# [Short problem]
Return every record below exactly as written, but leave out the pictures.

# [The records]
|---|

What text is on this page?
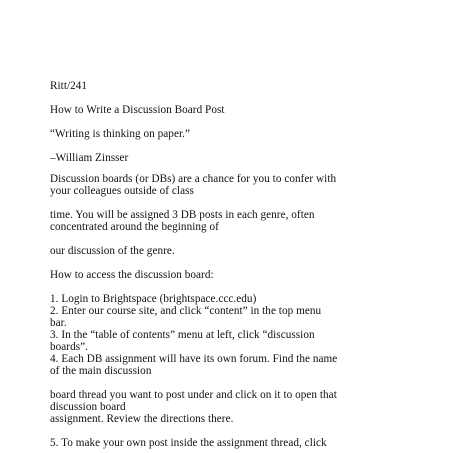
Ritt/241
How to Write a Discussion Board Post
“Writing is thinking on paper.”
–William Zinsser
Discussion boards (or DBs) are a chance for you to confer with
your colleagues outside of class
time. You will be assigned 3 DB posts in each genre, often
concentrated around the beginning of
our discussion of the genre.
How to access the discussion board:
1. Login to Brightspace (brightspace.ccc.edu)
2. Enter our course site, and click “content” in the top menu
bar.
3. In the “table of contents” menu at left, click “discussion
boards”.
4. Each DB assignment will have its own forum. Find the name
of the main discussion
board thread you want to post under and click on it to open that
discussion board
assignment. Review the directions there.
5. To make your own post inside the assignment thread, click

|---|

# [Result]
What text is on this page?
Ritt/241
How to Write a Discussion Board Post
“Writing is thinking on paper.”
–William Zinsser
Discussion boards (or DBs) are a chance for you to confer with
your colleagues outside of class
time. You will be assigned 3 DB posts in each genre, often
concentrated around the beginning of
our discussion of the genre.
How to access the discussion board:
1. Login to Brightspace (brightspace.ccc.edu)
2. Enter our course site, and click “content” in the top menu
bar.
3. In the “table of contents” menu at left, click “discussion
boards”.
4. Each DB assignment will have its own forum. Find the name
of the main discussion
board thread you want to post under and click on it to open that
discussion board
assignment. Review the directions there.
5. To make your own post inside the assignment thread, click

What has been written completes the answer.